Testo proposto>

= = =

(AGENPARL) - Roma, 12 Giugno 2026 - Nelle pieghe della filiera agroalimentare italiana si nascondono spesso risorse inattese, capaci di trasformare ciò che consideriamo scarto in valore economico, scientifico e territoriale. È il caso della mela annurca campana, un prodotto simbolo del Mezzogiorno, la cui lavorazione industriale genera ogni anno tonnellate di residui: bucce, polpe, semi. Materiale che fino a ieri rappresentava un costo di smaltimento e che oggi, grazie al lavoro dei ricercatori ENEA, diventa una miniera di composti preziosi.
Il team scientifico ha messo a punto un processo di estrazione “green”, privo di solventi pesanti, capace di ricavare dagli scarti oli ricchi di acidi grassi essenziali, polifenoli ad alta concentrazione e una serie di composti bioattivi destinati a settori in piena espansione: cosmetica, nutraceutica, alimenti funzionali. È un cambio di paradigma che sposta il baricentro della filiera: ciò che prima era un rifiuto diventa materia prima ad alto valore aggiunto, con margini nettamente superiori rispetto al prodotto agricolo di partenza.

= = =

Verifica la comprensione>
• a. Nel testo sugli scarti della mela annurca, quali residui produce ogni anno la lavorazione industriale?
• b. Scrivi il seguito del testo sugli scarti della mela annurca campana.

Voci dei dati archiviati:
= = =

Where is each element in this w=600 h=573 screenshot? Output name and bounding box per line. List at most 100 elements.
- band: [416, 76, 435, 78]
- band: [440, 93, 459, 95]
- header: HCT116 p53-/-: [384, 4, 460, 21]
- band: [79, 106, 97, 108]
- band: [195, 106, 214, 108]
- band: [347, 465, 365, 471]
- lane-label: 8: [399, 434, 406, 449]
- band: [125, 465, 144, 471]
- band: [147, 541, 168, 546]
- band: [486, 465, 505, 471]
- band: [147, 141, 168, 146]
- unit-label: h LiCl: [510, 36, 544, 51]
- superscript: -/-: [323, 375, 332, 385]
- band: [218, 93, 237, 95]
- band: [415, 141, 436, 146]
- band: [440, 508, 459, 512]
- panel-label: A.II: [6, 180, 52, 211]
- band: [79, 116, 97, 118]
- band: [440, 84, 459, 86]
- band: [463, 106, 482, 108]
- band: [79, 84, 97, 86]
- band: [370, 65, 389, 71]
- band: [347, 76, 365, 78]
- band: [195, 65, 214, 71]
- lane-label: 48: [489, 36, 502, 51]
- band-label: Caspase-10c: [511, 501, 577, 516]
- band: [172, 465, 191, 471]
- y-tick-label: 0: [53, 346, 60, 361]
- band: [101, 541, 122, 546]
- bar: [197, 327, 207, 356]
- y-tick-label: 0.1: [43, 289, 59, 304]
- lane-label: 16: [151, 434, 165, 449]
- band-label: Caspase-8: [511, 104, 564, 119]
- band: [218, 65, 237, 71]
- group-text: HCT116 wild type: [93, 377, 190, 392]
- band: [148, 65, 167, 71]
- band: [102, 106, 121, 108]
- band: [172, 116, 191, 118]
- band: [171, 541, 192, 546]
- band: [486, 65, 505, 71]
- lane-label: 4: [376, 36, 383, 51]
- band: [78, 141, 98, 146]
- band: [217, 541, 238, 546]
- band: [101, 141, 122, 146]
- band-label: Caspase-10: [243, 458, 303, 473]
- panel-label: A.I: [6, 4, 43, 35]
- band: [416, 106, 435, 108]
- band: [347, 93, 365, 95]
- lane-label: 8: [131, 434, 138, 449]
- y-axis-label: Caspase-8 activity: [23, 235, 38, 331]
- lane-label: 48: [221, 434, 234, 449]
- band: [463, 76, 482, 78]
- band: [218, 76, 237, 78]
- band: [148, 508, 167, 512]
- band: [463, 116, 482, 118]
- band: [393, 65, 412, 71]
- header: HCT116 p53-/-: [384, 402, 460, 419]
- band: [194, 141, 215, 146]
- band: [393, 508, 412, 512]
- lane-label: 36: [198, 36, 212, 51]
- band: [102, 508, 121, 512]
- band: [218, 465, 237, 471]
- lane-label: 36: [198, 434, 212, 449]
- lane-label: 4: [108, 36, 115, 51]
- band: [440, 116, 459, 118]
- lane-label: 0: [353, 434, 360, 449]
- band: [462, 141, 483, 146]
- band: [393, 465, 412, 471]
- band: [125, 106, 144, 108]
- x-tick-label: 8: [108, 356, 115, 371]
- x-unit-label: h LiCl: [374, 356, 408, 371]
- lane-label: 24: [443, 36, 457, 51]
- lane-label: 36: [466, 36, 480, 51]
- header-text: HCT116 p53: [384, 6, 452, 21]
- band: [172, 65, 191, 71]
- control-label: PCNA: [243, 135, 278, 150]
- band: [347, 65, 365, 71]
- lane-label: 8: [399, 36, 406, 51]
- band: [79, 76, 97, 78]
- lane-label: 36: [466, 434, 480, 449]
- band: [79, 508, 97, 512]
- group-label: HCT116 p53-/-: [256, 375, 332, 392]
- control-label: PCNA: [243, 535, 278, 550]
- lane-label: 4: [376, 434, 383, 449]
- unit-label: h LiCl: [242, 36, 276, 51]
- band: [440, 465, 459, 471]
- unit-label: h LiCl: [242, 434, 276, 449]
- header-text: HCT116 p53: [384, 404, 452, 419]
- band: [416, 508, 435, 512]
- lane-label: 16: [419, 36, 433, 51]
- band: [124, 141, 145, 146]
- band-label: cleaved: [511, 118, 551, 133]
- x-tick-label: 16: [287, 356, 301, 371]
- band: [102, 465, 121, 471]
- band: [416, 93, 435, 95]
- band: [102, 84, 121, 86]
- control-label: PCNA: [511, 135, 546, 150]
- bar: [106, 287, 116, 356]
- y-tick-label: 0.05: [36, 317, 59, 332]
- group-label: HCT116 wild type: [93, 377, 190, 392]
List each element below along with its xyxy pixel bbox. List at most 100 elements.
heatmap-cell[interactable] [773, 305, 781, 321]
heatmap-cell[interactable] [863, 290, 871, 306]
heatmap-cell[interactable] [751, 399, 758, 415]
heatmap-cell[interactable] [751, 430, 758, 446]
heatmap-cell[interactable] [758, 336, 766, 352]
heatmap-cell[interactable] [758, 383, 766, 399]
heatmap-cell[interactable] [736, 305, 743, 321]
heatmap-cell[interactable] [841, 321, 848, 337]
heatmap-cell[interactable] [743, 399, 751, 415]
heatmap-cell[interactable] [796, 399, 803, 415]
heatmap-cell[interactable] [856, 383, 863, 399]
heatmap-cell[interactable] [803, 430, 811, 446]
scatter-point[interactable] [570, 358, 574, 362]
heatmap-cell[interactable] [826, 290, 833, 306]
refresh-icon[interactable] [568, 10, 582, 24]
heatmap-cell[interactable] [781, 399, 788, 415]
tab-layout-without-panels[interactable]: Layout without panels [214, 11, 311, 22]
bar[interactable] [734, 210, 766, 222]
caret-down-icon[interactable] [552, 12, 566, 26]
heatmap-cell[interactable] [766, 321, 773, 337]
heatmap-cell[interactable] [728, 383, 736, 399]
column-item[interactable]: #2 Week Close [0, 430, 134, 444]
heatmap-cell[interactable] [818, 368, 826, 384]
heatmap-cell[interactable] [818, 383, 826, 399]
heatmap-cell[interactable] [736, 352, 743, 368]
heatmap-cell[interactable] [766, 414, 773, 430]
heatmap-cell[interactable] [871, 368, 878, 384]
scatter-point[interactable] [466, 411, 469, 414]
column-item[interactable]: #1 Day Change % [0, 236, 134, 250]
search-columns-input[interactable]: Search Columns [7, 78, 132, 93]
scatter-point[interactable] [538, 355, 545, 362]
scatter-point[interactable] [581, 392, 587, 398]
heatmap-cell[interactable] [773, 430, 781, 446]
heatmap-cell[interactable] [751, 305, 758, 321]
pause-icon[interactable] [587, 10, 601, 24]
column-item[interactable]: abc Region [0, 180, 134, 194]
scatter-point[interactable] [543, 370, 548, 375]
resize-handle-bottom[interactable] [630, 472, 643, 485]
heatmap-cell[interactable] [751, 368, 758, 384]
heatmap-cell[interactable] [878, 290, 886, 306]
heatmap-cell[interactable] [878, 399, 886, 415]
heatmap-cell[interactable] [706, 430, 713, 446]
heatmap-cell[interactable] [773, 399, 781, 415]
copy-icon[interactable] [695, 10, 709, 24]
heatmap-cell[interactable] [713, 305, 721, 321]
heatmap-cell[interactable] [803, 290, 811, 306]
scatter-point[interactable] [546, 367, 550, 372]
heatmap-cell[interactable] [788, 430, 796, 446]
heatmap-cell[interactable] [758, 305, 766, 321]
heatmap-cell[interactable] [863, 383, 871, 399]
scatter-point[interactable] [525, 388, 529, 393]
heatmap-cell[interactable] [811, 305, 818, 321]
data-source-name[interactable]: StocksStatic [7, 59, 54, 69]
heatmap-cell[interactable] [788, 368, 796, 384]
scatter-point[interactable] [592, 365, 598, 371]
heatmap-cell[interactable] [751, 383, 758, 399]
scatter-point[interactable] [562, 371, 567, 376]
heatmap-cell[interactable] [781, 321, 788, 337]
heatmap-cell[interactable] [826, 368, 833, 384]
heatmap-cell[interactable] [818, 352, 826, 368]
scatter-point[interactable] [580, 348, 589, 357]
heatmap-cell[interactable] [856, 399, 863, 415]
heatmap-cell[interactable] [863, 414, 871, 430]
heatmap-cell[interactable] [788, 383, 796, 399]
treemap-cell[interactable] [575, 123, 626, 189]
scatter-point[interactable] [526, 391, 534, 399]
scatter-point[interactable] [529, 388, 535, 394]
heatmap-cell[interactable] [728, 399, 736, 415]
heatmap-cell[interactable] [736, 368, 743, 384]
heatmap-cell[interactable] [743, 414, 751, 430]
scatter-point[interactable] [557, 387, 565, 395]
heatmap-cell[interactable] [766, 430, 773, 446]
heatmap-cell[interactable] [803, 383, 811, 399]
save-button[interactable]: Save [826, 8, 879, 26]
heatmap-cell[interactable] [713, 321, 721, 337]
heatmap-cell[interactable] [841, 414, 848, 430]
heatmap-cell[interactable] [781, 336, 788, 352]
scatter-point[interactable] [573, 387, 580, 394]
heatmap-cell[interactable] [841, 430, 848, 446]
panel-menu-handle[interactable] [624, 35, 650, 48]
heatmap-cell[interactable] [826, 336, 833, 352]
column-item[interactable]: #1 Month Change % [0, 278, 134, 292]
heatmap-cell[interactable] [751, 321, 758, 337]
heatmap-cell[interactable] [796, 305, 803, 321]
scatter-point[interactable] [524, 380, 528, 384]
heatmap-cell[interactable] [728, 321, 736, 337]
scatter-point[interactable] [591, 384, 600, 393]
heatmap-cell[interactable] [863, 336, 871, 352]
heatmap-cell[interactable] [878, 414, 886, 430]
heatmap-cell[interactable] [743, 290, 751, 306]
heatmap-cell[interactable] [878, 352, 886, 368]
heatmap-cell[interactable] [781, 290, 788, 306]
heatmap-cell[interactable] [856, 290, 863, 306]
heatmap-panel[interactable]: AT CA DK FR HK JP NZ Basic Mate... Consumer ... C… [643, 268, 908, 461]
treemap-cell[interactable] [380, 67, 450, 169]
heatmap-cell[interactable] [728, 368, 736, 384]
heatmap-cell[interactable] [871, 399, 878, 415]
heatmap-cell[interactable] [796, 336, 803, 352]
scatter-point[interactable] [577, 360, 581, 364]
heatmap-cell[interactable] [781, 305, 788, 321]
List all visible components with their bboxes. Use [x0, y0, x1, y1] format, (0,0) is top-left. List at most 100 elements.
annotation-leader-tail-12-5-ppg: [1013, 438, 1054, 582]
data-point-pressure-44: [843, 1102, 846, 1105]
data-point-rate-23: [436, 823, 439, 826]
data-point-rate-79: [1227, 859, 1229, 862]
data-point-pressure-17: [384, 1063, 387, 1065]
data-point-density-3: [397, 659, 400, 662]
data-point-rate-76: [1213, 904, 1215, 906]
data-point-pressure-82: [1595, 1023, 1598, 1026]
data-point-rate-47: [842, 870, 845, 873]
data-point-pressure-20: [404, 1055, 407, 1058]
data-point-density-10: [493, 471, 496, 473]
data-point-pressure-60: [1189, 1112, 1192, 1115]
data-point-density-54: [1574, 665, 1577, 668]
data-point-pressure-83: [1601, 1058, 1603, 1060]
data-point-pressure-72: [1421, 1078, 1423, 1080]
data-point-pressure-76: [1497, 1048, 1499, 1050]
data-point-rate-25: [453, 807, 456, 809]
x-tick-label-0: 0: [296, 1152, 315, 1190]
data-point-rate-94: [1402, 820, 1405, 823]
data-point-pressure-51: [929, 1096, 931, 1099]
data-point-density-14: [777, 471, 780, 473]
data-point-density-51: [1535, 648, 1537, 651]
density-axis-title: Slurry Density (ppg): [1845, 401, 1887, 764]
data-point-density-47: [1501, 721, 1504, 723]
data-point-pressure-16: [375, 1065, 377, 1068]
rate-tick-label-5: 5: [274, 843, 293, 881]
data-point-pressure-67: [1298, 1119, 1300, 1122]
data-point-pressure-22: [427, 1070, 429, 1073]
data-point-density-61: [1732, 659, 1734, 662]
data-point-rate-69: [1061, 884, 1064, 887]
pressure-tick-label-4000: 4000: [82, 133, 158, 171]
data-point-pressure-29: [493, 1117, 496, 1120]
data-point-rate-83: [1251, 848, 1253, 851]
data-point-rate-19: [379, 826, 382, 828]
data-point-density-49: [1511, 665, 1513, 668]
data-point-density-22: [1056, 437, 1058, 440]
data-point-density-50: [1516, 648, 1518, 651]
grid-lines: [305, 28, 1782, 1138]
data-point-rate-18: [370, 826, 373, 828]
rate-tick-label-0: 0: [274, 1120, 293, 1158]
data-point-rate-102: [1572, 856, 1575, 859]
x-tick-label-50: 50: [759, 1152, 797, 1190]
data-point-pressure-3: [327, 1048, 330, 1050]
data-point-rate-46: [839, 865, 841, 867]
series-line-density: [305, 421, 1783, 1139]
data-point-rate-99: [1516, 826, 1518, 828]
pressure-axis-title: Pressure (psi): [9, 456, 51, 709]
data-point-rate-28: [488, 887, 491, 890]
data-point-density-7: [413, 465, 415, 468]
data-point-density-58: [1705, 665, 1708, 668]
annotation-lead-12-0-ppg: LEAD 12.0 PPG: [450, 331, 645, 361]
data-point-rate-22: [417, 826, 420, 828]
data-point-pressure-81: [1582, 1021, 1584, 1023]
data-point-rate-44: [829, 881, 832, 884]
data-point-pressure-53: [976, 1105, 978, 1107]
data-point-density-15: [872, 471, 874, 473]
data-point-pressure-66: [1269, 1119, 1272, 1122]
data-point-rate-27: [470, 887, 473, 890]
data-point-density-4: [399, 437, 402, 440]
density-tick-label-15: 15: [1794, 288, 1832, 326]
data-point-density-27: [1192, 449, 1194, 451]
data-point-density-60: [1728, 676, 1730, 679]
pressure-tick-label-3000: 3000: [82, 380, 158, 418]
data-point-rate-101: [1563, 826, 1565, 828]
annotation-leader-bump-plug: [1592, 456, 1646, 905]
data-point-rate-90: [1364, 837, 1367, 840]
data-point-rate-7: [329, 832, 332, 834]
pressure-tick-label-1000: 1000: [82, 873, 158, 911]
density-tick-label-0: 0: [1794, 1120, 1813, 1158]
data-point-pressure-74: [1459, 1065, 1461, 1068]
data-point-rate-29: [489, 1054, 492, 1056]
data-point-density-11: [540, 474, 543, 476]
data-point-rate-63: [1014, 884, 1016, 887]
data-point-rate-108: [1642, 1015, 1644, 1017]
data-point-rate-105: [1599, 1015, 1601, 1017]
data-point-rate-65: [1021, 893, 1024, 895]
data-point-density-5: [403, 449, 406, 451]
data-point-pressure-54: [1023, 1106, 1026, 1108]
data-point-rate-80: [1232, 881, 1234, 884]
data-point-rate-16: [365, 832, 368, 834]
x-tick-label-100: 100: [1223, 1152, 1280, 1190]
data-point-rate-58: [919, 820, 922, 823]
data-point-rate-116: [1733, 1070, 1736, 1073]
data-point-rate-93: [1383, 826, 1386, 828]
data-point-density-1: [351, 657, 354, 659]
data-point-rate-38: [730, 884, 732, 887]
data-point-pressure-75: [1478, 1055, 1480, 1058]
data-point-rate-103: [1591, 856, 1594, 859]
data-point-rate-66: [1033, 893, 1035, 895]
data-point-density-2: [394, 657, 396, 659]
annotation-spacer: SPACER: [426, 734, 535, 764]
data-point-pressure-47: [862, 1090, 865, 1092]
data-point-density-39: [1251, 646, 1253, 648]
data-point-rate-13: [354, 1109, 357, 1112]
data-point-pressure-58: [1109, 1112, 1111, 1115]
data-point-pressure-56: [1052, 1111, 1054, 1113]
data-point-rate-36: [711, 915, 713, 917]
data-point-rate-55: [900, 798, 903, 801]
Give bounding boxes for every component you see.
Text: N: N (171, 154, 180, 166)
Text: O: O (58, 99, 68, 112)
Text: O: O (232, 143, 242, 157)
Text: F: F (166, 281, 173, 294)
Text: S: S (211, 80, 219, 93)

= = =

Risposte ai compiti>
• a. Bucce, polpe e semi.

• b.
L’operazione non è solo tecnologica, ma culturale. Significa immaginare la frutticoltura campana come un sistema circolare, capace di generare nuove economie senza consumare nuove risorse. Significa ridurre gli sprechi, abbattere i costi di smaltimento per le aziende e aprire spazi di mercato a startup e PMI che operano nei settori più dinamici della bioeconomia. E significa, soprattutto, dare continuità a un modello replicabile: ciò che oggi funziona con la mela annurca può domani estendersi agli agrumi, al pomodoro, alle olive, trasformando l’Italia in un laboratorio avanzato di bioraffineria agricola.
In un momento in cui la sostenibilità non è più un’opzione ma una condizione di competitività, il progetto ENEA mostra come l’innovazione possa nascere da ciò che scartiamo. E come, nelle filiere italiane, il valore spesso non stia solo nel prodotto finito, ma in tutto ciò che resta attorno.